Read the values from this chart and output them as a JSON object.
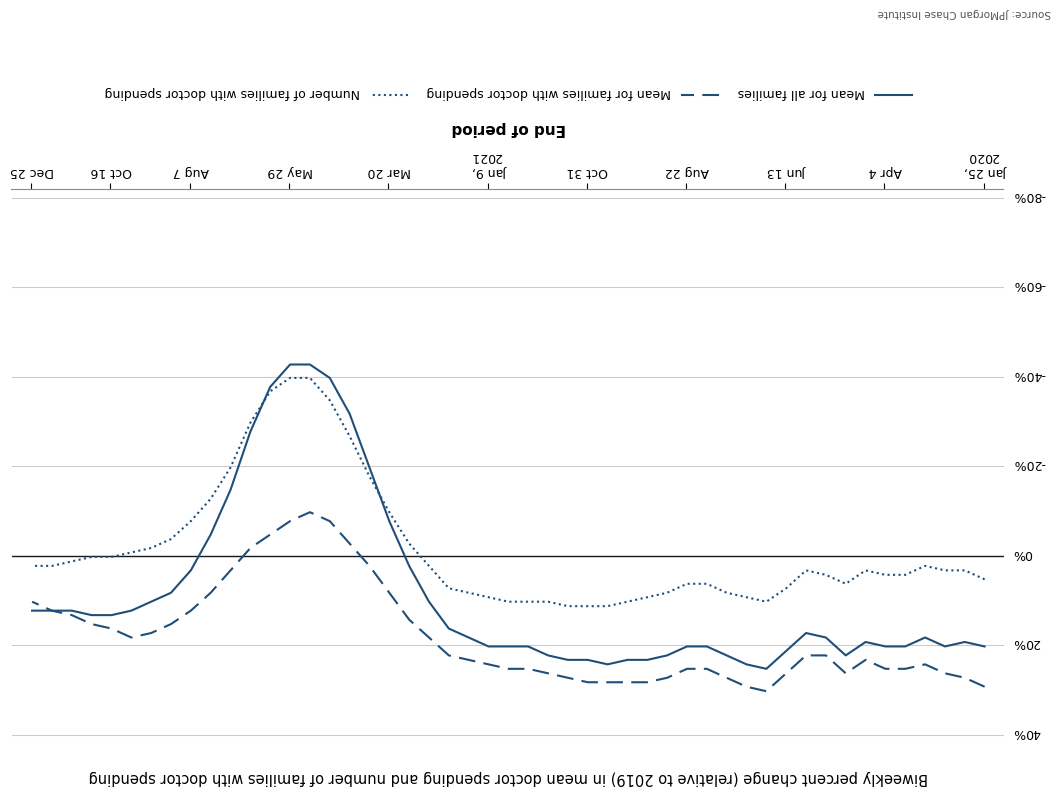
{
  "title": "Biweekly percent change (relative to 2019) in mean doctor spending and number of families with doctor spending",
  "xlabel": "End of period",
  "background_color": "#ffffff",
  "line_color": "#1f4e79",
  "grid_color": "#cccccc",
  "zero_line_color": "#1a1a1a",
  "ylim": [
    -80,
    40
  ],
  "yticks": [
    40,
    20,
    0,
    -20,
    -40,
    -60,
    -80
  ],
  "legend_labels": [
    "Mean for all families",
    "Mean for families with doctor spending",
    "Number of families with doctor spending"
  ],
  "source_text": "Source: JPMorgan Chase Institute",
  "x_tick_labels": [
    "Jan 25,\n2020",
    "Apr 4",
    "Jun 13",
    "Aug 22",
    "Oct 31",
    "Jan 9,\n2021",
    "Mar 20",
    "May 29",
    "Aug 7",
    "Oct 16",
    "Dec 25"
  ],
  "x_tick_pos": [
    0,
    5,
    10,
    15,
    20,
    25,
    30,
    35,
    40,
    44,
    48
  ],
  "mean_all": [
    20,
    19,
    20,
    18,
    20,
    20,
    19,
    22,
    18,
    17,
    21,
    25,
    24,
    22,
    20,
    20,
    22,
    23,
    23,
    24,
    23,
    23,
    22,
    20,
    20,
    20,
    18,
    16,
    10,
    2,
    -8,
    -20,
    -32,
    -40,
    -43,
    -43,
    -38,
    -28,
    -15,
    -5,
    3,
    8,
    10,
    12,
    13,
    13,
    12,
    12,
    12
  ],
  "mean_families": [
    29,
    27,
    26,
    24,
    25,
    25,
    23,
    26,
    22,
    22,
    26,
    30,
    29,
    27,
    25,
    25,
    27,
    28,
    28,
    28,
    28,
    27,
    26,
    25,
    25,
    24,
    23,
    22,
    18,
    14,
    8,
    2,
    -3,
    -8,
    -10,
    -8,
    -5,
    -2,
    3,
    8,
    12,
    15,
    17,
    18,
    16,
    15,
    13,
    12,
    10
  ],
  "num_families": [
    5,
    3,
    3,
    2,
    4,
    4,
    3,
    6,
    4,
    3,
    7,
    10,
    9,
    8,
    6,
    6,
    8,
    9,
    10,
    11,
    11,
    11,
    10,
    10,
    10,
    9,
    8,
    7,
    2,
    -3,
    -10,
    -18,
    -27,
    -35,
    -40,
    -40,
    -37,
    -30,
    -20,
    -13,
    -8,
    -4,
    -2,
    -1,
    0,
    0,
    1,
    2,
    2
  ]
}
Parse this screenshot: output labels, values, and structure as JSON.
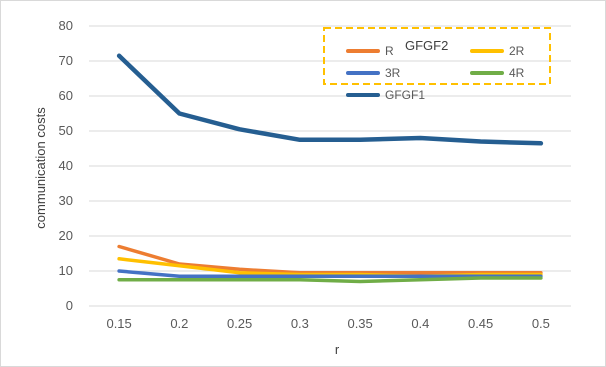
{
  "chart_data": {
    "type": "line",
    "title": "",
    "xlabel": "r",
    "ylabel": "communication costs",
    "categories": [
      "0.15",
      "0.2",
      "0.25",
      "0.3",
      "0.35",
      "0.4",
      "0.45",
      "0.5"
    ],
    "ylim": [
      0,
      80
    ],
    "yticks": [
      "0",
      "10",
      "20",
      "30",
      "40",
      "50",
      "60",
      "70",
      "80"
    ],
    "grid": "horizontal",
    "legend_label": "GFGF2",
    "legend_placement": "top-right",
    "series": [
      {
        "name": "R",
        "color": "#ED7D31",
        "values": [
          17.0,
          12.0,
          10.5,
          9.5,
          9.5,
          9.5,
          9.5,
          9.5
        ]
      },
      {
        "name": "2R",
        "color": "#FFC000",
        "values": [
          13.5,
          11.5,
          9.5,
          9.0,
          9.0,
          8.5,
          9.0,
          9.0
        ]
      },
      {
        "name": "3R",
        "color": "#4472C4",
        "values": [
          10.0,
          8.5,
          8.5,
          8.5,
          8.5,
          8.5,
          8.5,
          8.5
        ]
      },
      {
        "name": "4R",
        "color": "#70AD47",
        "values": [
          7.5,
          7.5,
          7.5,
          7.5,
          7.0,
          7.5,
          8.0,
          8.0
        ]
      },
      {
        "name": "GFGF1",
        "color": "#255E91",
        "values": [
          71.5,
          55.0,
          50.5,
          47.5,
          47.5,
          48.0,
          47.0,
          46.5
        ]
      }
    ]
  }
}
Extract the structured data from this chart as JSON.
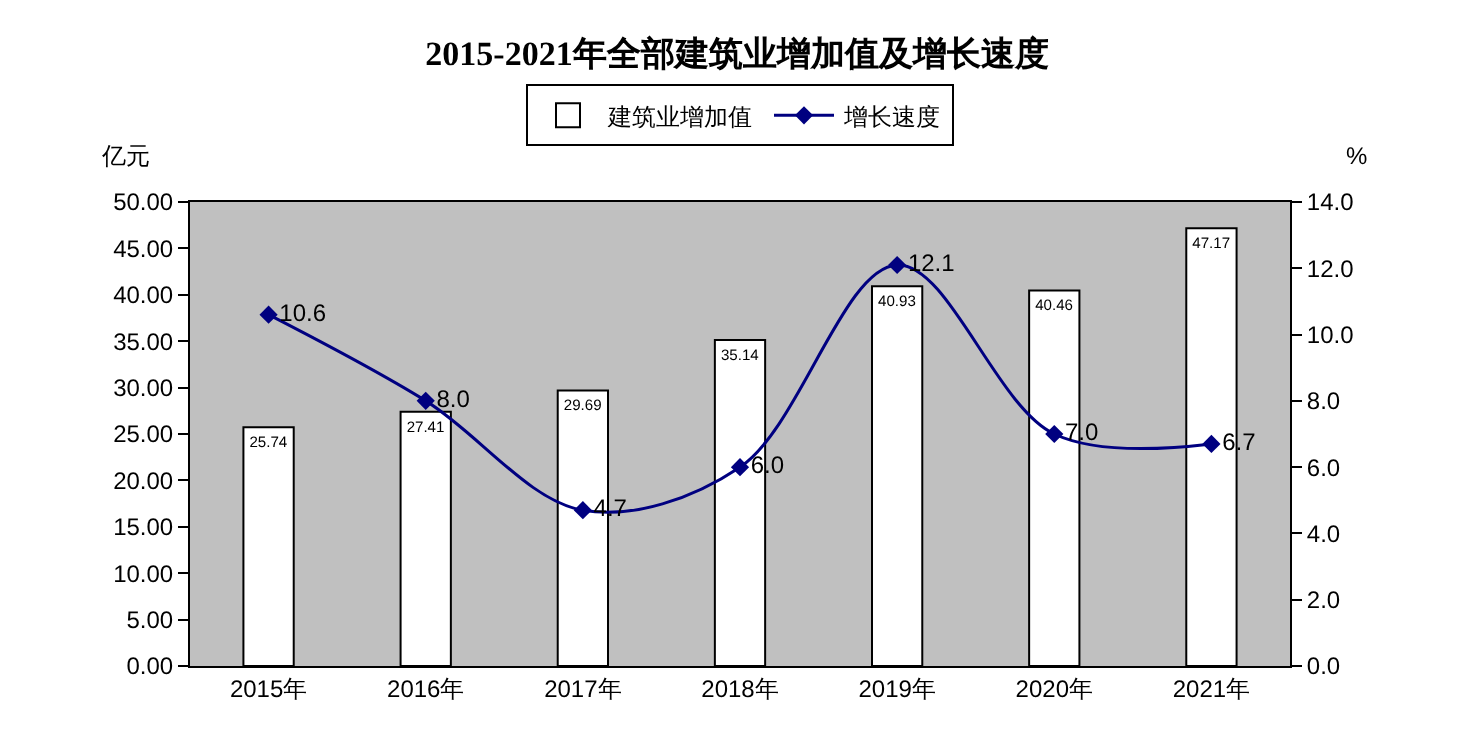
{
  "chart_data": {
    "type": "bar",
    "title": "2015-2021年全部建筑业增加值及增长速度",
    "ylabel": "亿元",
    "y2label": "%",
    "categories": [
      "2015年",
      "2016年",
      "2017年",
      "2018年",
      "2019年",
      "2020年",
      "2021年"
    ],
    "series": [
      {
        "name": "建筑业增加值",
        "color": "#ffffff",
        "values": [
          25.74,
          27.41,
          29.69,
          35.14,
          40.93,
          40.46,
          47.17
        ],
        "value_labels": [
          "25.74",
          "27.41",
          "29.69",
          "35.14",
          "40.93",
          "40.46",
          "47.17"
        ]
      },
      {
        "name": "增长速度",
        "type": "line",
        "axis": "y2",
        "color": "#000080",
        "marker": "diamond",
        "values": [
          10.6,
          8.0,
          4.7,
          6.0,
          12.1,
          7.0,
          6.7
        ],
        "value_labels": [
          "10.6",
          "8.0",
          "4.7",
          "6.0",
          "12.1",
          "7.0",
          "6.7"
        ]
      }
    ],
    "ylim": [
      0,
      50
    ],
    "yticks": [
      {
        "value": 0,
        "label": "0.00"
      },
      {
        "value": 5,
        "label": "5.00"
      },
      {
        "value": 10,
        "label": "10.00"
      },
      {
        "value": 15,
        "label": "15.00"
      },
      {
        "value": 20,
        "label": "20.00"
      },
      {
        "value": 25,
        "label": "25.00"
      },
      {
        "value": 30,
        "label": "30.00"
      },
      {
        "value": 35,
        "label": "35.00"
      },
      {
        "value": 40,
        "label": "40.00"
      },
      {
        "value": 45,
        "label": "45.00"
      },
      {
        "value": 50,
        "label": "50.00"
      }
    ],
    "y2lim": [
      0,
      14
    ],
    "y2ticks": [
      {
        "value": 0,
        "label": "0.0"
      },
      {
        "value": 2,
        "label": "2.0"
      },
      {
        "value": 4,
        "label": "4.0"
      },
      {
        "value": 6,
        "label": "6.0"
      },
      {
        "value": 8,
        "label": "8.0"
      },
      {
        "value": 10,
        "label": "10.0"
      },
      {
        "value": 12,
        "label": "12.0"
      },
      {
        "value": 14,
        "label": "14.0"
      }
    ],
    "grid": false,
    "legend": "top"
  }
}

○ ○ ○ ○

Pictures don't belong in the copy. Restate all the entries exactly.

Read the values from this chart and output them as a JSON object.
{
  "title": "Biweekly percent change (relative to 2019) in mean doctor spending and number of families with doctor spending",
  "xlabel": "End of period",
  "background_color": "#ffffff",
  "line_color": "#1f4e79",
  "grid_color": "#cccccc",
  "zero_line_color": "#1a1a1a",
  "ylim": [
    -80,
    40
  ],
  "yticks": [
    40,
    20,
    0,
    -20,
    -40,
    -60,
    -80
  ],
  "legend_labels": [
    "Mean for all families",
    "Mean for families with doctor spending",
    "Number of families with doctor spending"
  ],
  "source_text": "Source: JPMorgan Chase Institute",
  "x_tick_labels": [
    "Jan 25,\n2020",
    "Apr 4",
    "Jun 13",
    "Aug 22",
    "Oct 31",
    "Jan 9,\n2021",
    "Mar 20",
    "May 29",
    "Aug 7",
    "Oct 16",
    "Dec 25"
  ],
  "x_tick_pos": [
    0,
    5,
    10,
    15,
    20,
    25,
    30,
    35,
    40,
    44,
    48
  ],
  "mean_all": [
    20,
    19,
    20,
    18,
    20,
    20,
    19,
    22,
    18,
    17,
    21,
    25,
    24,
    22,
    20,
    20,
    22,
    23,
    23,
    24,
    23,
    23,
    22,
    20,
    20,
    20,
    18,
    16,
    10,
    2,
    -8,
    -20,
    -32,
    -40,
    -43,
    -43,
    -38,
    -28,
    -15,
    -5,
    3,
    8,
    10,
    12,
    13,
    13,
    12,
    12,
    12
  ],
  "mean_families": [
    29,
    27,
    26,
    24,
    25,
    25,
    23,
    26,
    22,
    22,
    26,
    30,
    29,
    27,
    25,
    25,
    27,
    28,
    28,
    28,
    28,
    27,
    26,
    25,
    25,
    24,
    23,
    22,
    18,
    14,
    8,
    2,
    -3,
    -8,
    -10,
    -8,
    -5,
    -2,
    3,
    8,
    12,
    15,
    17,
    18,
    16,
    15,
    13,
    12,
    10
  ],
  "num_families": [
    5,
    3,
    3,
    2,
    4,
    4,
    3,
    6,
    4,
    3,
    7,
    10,
    9,
    8,
    6,
    6,
    8,
    9,
    10,
    11,
    11,
    11,
    10,
    10,
    10,
    9,
    8,
    7,
    2,
    -3,
    -10,
    -18,
    -27,
    -35,
    -40,
    -40,
    -37,
    -30,
    -20,
    -13,
    -8,
    -4,
    -2,
    -1,
    0,
    0,
    1,
    2,
    2
  ]
}
Parse this screenshot: output labels, values, and structure as JSON.
{
  "chart_data": {
    "type": "line",
    "title": "",
    "xlabel": "r",
    "ylabel": "communication costs",
    "categories": [
      "0.15",
      "0.2",
      "0.25",
      "0.3",
      "0.35",
      "0.4",
      "0.45",
      "0.5"
    ],
    "ylim": [
      0,
      80
    ],
    "yticks": [
      "0",
      "10",
      "20",
      "30",
      "40",
      "50",
      "60",
      "70",
      "80"
    ],
    "grid": "horizontal",
    "legend_label": "GFGF2",
    "legend_placement": "top-right",
    "series": [
      {
        "name": "R",
        "color": "#ED7D31",
        "values": [
          17.0,
          12.0,
          10.5,
          9.5,
          9.5,
          9.5,
          9.5,
          9.5
        ]
      },
      {
        "name": "2R",
        "color": "#FFC000",
        "values": [
          13.5,
          11.5,
          9.5,
          9.0,
          9.0,
          8.5,
          9.0,
          9.0
        ]
      },
      {
        "name": "3R",
        "color": "#4472C4",
        "values": [
          10.0,
          8.5,
          8.5,
          8.5,
          8.5,
          8.5,
          8.5,
          8.5
        ]
      },
      {
        "name": "4R",
        "color": "#70AD47",
        "values": [
          7.5,
          7.5,
          7.5,
          7.5,
          7.0,
          7.5,
          8.0,
          8.0
        ]
      },
      {
        "name": "GFGF1",
        "color": "#255E91",
        "values": [
          71.5,
          55.0,
          50.5,
          47.5,
          47.5,
          48.0,
          47.0,
          46.5
        ]
      }
    ]
  }
}
Extract the structured data from this chart as JSON.
{
  "chart_data": {
    "type": "bar",
    "title": "2015-2021年全部建筑业增加值及增长速度",
    "ylabel": "亿元",
    "y2label": "%",
    "categories": [
      "2015年",
      "2016年",
      "2017年",
      "2018年",
      "2019年",
      "2020年",
      "2021年"
    ],
    "series": [
      {
        "name": "建筑业增加值",
        "color": "#ffffff",
        "values": [
          25.74,
          27.41,
          29.69,
          35.14,
          40.93,
          40.46,
          47.17
        ],
        "value_labels": [
          "25.74",
          "27.41",
          "29.69",
          "35.14",
          "40.93",
          "40.46",
          "47.17"
        ]
      },
      {
        "name": "增长速度",
        "type": "line",
        "axis": "y2",
        "color": "#000080",
        "marker": "diamond",
        "values": [
          10.6,
          8.0,
          4.7,
          6.0,
          12.1,
          7.0,
          6.7
        ],
        "value_labels": [
          "10.6",
          "8.0",
          "4.7",
          "6.0",
          "12.1",
          "7.0",
          "6.7"
        ]
      }
    ],
    "ylim": [
      0,
      50
    ],
    "yticks": [
      {
        "value": 0,
        "label": "0.00"
      },
      {
        "value": 5,
        "label": "5.00"
      },
      {
        "value": 10,
        "label": "10.00"
      },
      {
        "value": 15,
        "label": "15.00"
      },
      {
        "value": 20,
        "label": "20.00"
      },
      {
        "value": 25,
        "label": "25.00"
      },
      {
        "value": 30,
        "label": "30.00"
      },
      {
        "value": 35,
        "label": "35.00"
      },
      {
        "value": 40,
        "label": "40.00"
      },
      {
        "value": 45,
        "label": "45.00"
      },
      {
        "value": 50,
        "label": "50.00"
      }
    ],
    "y2lim": [
      0,
      14
    ],
    "y2ticks": [
      {
        "value": 0,
        "label": "0.0"
      },
      {
        "value": 2,
        "label": "2.0"
      },
      {
        "value": 4,
        "label": "4.0"
      },
      {
        "value": 6,
        "label": "6.0"
      },
      {
        "value": 8,
        "label": "8.0"
      },
      {
        "value": 10,
        "label": "10.0"
      },
      {
        "value": 12,
        "label": "12.0"
      },
      {
        "value": 14,
        "label": "14.0"
      }
    ],
    "grid": false,
    "legend": "top"
  }
}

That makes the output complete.